(EXERCISE TASK)
Report, word for word, every line of the material that contains "marketing".

(RECORDED INFORMATION)
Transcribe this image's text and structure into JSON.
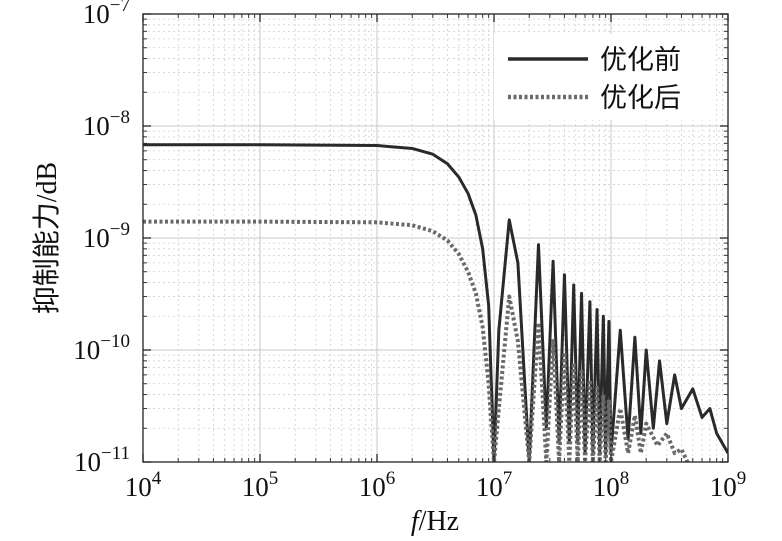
{
  "chart_data": {
    "type": "line",
    "title": "",
    "xlabel_italic": "f",
    "xlabel_rest": "/Hz",
    "ylabel": "抑制能力/dB",
    "xscale": "log",
    "yscale": "log",
    "xlim": [
      10000,
      1000000000
    ],
    "ylim": [
      1e-11,
      1e-07
    ],
    "grid": true,
    "legend_position": "top-right",
    "x_ticks": [
      {
        "base": "10",
        "exp": "4"
      },
      {
        "base": "10",
        "exp": "5"
      },
      {
        "base": "10",
        "exp": "6"
      },
      {
        "base": "10",
        "exp": "7"
      },
      {
        "base": "10",
        "exp": "8"
      },
      {
        "base": "10",
        "exp": "9"
      }
    ],
    "y_ticks": [
      {
        "base": "10",
        "exp": "−11"
      },
      {
        "base": "10",
        "exp": "−10"
      },
      {
        "base": "10",
        "exp": "−9"
      },
      {
        "base": "10",
        "exp": "−8"
      },
      {
        "base": "10",
        "exp": "−7"
      }
    ],
    "series": [
      {
        "name": "优化前",
        "style": "solid",
        "color": "#2a2a2a",
        "x": [
          10000,
          100000,
          1000000,
          2000000,
          3000000,
          4000000,
          5000000,
          6000000,
          7000000,
          8000000,
          9000000,
          10000000,
          11000000,
          13500000,
          16000000,
          20000000,
          24000000,
          28000000,
          32000000,
          36000000,
          40000000,
          44000000,
          48000000,
          52000000,
          56000000,
          60000000,
          66000000,
          70000000,
          76000000,
          80000000,
          86000000,
          90000000,
          96000000,
          100000000,
          120000000,
          140000000,
          160000000,
          180000000,
          200000000,
          230000000,
          260000000,
          300000000,
          350000000,
          400000000,
          500000000,
          600000000,
          700000000,
          800000000,
          1000000000
        ],
        "y": [
          6.8e-09,
          6.8e-09,
          6.7e-09,
          6.3e-09,
          5.6e-09,
          4.6e-09,
          3.5e-09,
          2.5e-09,
          1.6e-09,
          8e-10,
          2.5e-10,
          1e-11,
          1.5e-10,
          1.45e-09,
          6e-10,
          1e-11,
          8.7e-10,
          2e-11,
          6.2e-10,
          1.5e-11,
          4.7e-10,
          1.5e-11,
          3.8e-10,
          1.5e-11,
          3.2e-10,
          1.2e-11,
          2.7e-10,
          1.2e-11,
          2.3e-10,
          1.2e-11,
          2e-10,
          1.2e-11,
          1.8e-10,
          1.2e-11,
          1.5e-10,
          1.6e-11,
          1.3e-10,
          1.8e-11,
          1e-10,
          2e-11,
          8e-11,
          2.2e-11,
          6e-11,
          3e-11,
          4.5e-11,
          2.5e-11,
          3e-11,
          1.8e-11,
          1.2e-11
        ]
      },
      {
        "name": "优化后",
        "style": "dotted",
        "color": "#6a6a6a",
        "x": [
          10000,
          100000,
          1000000,
          2000000,
          3000000,
          4000000,
          5000000,
          6000000,
          7000000,
          8000000,
          9000000,
          10000000,
          11000000,
          13500000,
          16000000,
          20000000,
          24000000,
          28000000,
          32000000,
          36000000,
          40000000,
          44000000,
          48000000,
          52000000,
          56000000,
          60000000,
          66000000,
          70000000,
          76000000,
          80000000,
          86000000,
          90000000,
          96000000,
          100000000,
          120000000,
          140000000,
          160000000,
          180000000,
          200000000,
          250000000,
          300000000,
          350000000,
          400000000,
          450000000
        ],
        "y": [
          1.4e-09,
          1.4e-09,
          1.38e-09,
          1.3e-09,
          1.15e-09,
          9.5e-10,
          7.2e-10,
          5e-10,
          3.2e-10,
          1.6e-10,
          5e-11,
          1e-11,
          3e-11,
          3e-10,
          1.2e-10,
          1e-11,
          1.75e-10,
          1e-11,
          1.25e-10,
          1e-11,
          9.5e-11,
          1e-11,
          7.7e-11,
          1e-11,
          6.4e-11,
          1e-11,
          5.4e-11,
          1e-11,
          4.6e-11,
          1e-11,
          4e-11,
          1e-11,
          3.6e-11,
          1e-11,
          3e-11,
          1.2e-11,
          2.6e-11,
          1.2e-11,
          2.2e-11,
          1.4e-11,
          1.8e-11,
          1.2e-11,
          1.3e-11,
          1e-11
        ]
      }
    ]
  }
}
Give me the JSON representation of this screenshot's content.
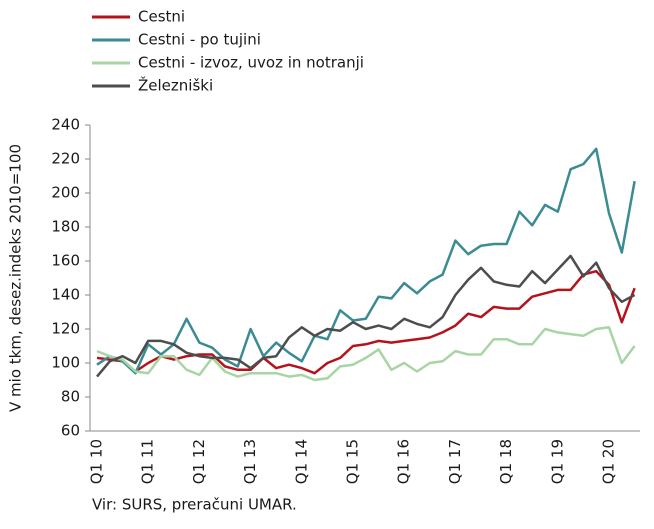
{
  "chart_data": {
    "type": "line",
    "ylabel": "V mio tkm, desez.indeks 2010=100",
    "source": "Vir: SURS, preračuni UMAR.",
    "categories": [
      "Q1 10",
      null,
      null,
      null,
      "Q1 11",
      null,
      null,
      null,
      "Q1 12",
      null,
      null,
      null,
      "Q1 13",
      null,
      null,
      null,
      "Q1 14",
      null,
      null,
      null,
      "Q1 15",
      null,
      null,
      null,
      "Q1 16",
      null,
      null,
      null,
      "Q1 17",
      null,
      null,
      null,
      "Q1 18",
      null,
      null,
      null,
      "Q1 19",
      null,
      null,
      null,
      "Q1 20",
      null,
      null
    ],
    "series": [
      {
        "name": "Cestni",
        "color": "#b5121b",
        "values": [
          103,
          102,
          101,
          95,
          100,
          104,
          102,
          104,
          105,
          105,
          98,
          96,
          96,
          103,
          97,
          99,
          97,
          94,
          100,
          103,
          110,
          111,
          113,
          112,
          113,
          114,
          115,
          118,
          122,
          129,
          127,
          133,
          132,
          132,
          139,
          141,
          143,
          143,
          152,
          154,
          146,
          124,
          144
        ]
      },
      {
        "name": "Cestni - po tujini",
        "color": "#3b8b93",
        "values": [
          99,
          104,
          101,
          94,
          111,
          105,
          111,
          126,
          112,
          109,
          102,
          98,
          120,
          104,
          112,
          106,
          101,
          116,
          114,
          131,
          125,
          126,
          139,
          138,
          147,
          141,
          148,
          152,
          172,
          164,
          169,
          170,
          170,
          189,
          181,
          193,
          189,
          214,
          217,
          226,
          188,
          165,
          207
        ]
      },
      {
        "name": "Cestni - izvoz, uvoz in notranji",
        "color": "#a8d5a4",
        "values": [
          107,
          104,
          102,
          95,
          94,
          104,
          104,
          96,
          93,
          103,
          95,
          92,
          94,
          94,
          94,
          92,
          93,
          90,
          91,
          98,
          99,
          103,
          108,
          96,
          100,
          95,
          100,
          101,
          107,
          105,
          105,
          114,
          114,
          111,
          111,
          120,
          118,
          117,
          116,
          120,
          121,
          100,
          110
        ]
      },
      {
        "name": "Železniški",
        "color": "#4d4d4d",
        "values": [
          92,
          101,
          104,
          100,
          113,
          113,
          111,
          106,
          104,
          103,
          103,
          102,
          97,
          103,
          104,
          115,
          121,
          116,
          120,
          119,
          124,
          120,
          122,
          120,
          126,
          123,
          121,
          127,
          140,
          149,
          156,
          148,
          146,
          145,
          154,
          147,
          155,
          163,
          151,
          159,
          144,
          136,
          140
        ]
      }
    ],
    "ylim": [
      60,
      240
    ],
    "yticks": [
      60,
      80,
      100,
      120,
      140,
      160,
      180,
      200,
      220,
      240
    ]
  }
}
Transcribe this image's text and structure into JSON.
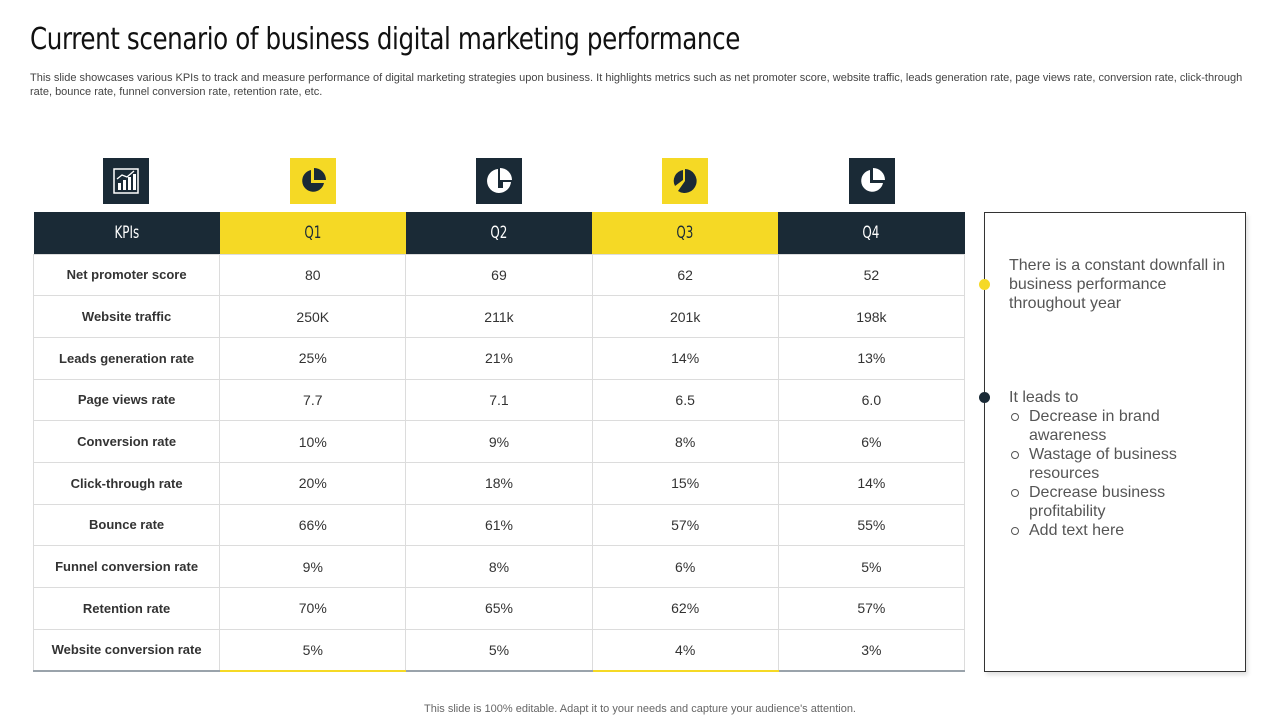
{
  "header": {
    "title": "Current scenario of business digital marketing performance",
    "subtitle": "This slide showcases various KPIs to track and measure performance of digital marketing strategies upon business. It highlights metrics such as net promoter score, website traffic, leads generation rate, page views rate, conversion rate, click-through rate, bounce rate, funnel conversion rate, retention rate, etc."
  },
  "icons": [
    "bar-chart-icon",
    "pie-chart-icon",
    "pie-chart-icon",
    "pie-chart-icon",
    "pie-chart-icon"
  ],
  "colors": {
    "dark": "#1a2a36",
    "yellow": "#f5d925"
  },
  "table": {
    "headers": [
      "KPIs",
      "Q1",
      "Q2",
      "Q3",
      "Q4"
    ],
    "rows": [
      {
        "kpi": "Net promoter score",
        "q1": "80",
        "q2": "69",
        "q3": "62",
        "q4": "52"
      },
      {
        "kpi": "Website traffic",
        "q1": "250K",
        "q2": "211k",
        "q3": "201k",
        "q4": "198k"
      },
      {
        "kpi": "Leads generation rate",
        "q1": "25%",
        "q2": "21%",
        "q3": "14%",
        "q4": "13%"
      },
      {
        "kpi": "Page views rate",
        "q1": "7.7",
        "q2": "7.1",
        "q3": "6.5",
        "q4": "6.0"
      },
      {
        "kpi": "Conversion  rate",
        "q1": "10%",
        "q2": "9%",
        "q3": "8%",
        "q4": "6%"
      },
      {
        "kpi": "Click-through  rate",
        "q1": "20%",
        "q2": "18%",
        "q3": "15%",
        "q4": "14%"
      },
      {
        "kpi": "Bounce rate",
        "q1": "66%",
        "q2": "61%",
        "q3": "57%",
        "q4": "55%"
      },
      {
        "kpi": "Funnel conversion  rate",
        "q1": "9%",
        "q2": "8%",
        "q3": "6%",
        "q4": "5%"
      },
      {
        "kpi": "Retention rate",
        "q1": "70%",
        "q2": "65%",
        "q3": "62%",
        "q4": "57%"
      },
      {
        "kpi": "Website conversion rate",
        "q1": "5%",
        "q2": "5%",
        "q3": "4%",
        "q4": "3%"
      }
    ]
  },
  "notes": {
    "first": "There is a constant downfall in business performance throughout  year",
    "second_intro": "It leads to",
    "second_items": [
      "Decrease in brand awareness",
      "Wastage of business resources",
      "Decrease business profitability",
      "Add text here"
    ]
  },
  "footer": "This slide is 100% editable.  Adapt it to your needs and capture your audience's attention."
}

(RESPONSE TO THE EXERCISE)
    "title": "Current scenario of business digital marketing performance",
    "subtitle": "This slide showcases various KPIs to track and measure performance of digital marketing strategies upon business. It highlights metrics such as net promoter score, website traffic, leads generation rate, page views rate, conversion rate, click-through rate, bounce rate, funnel conversion rate, retention rate, etc."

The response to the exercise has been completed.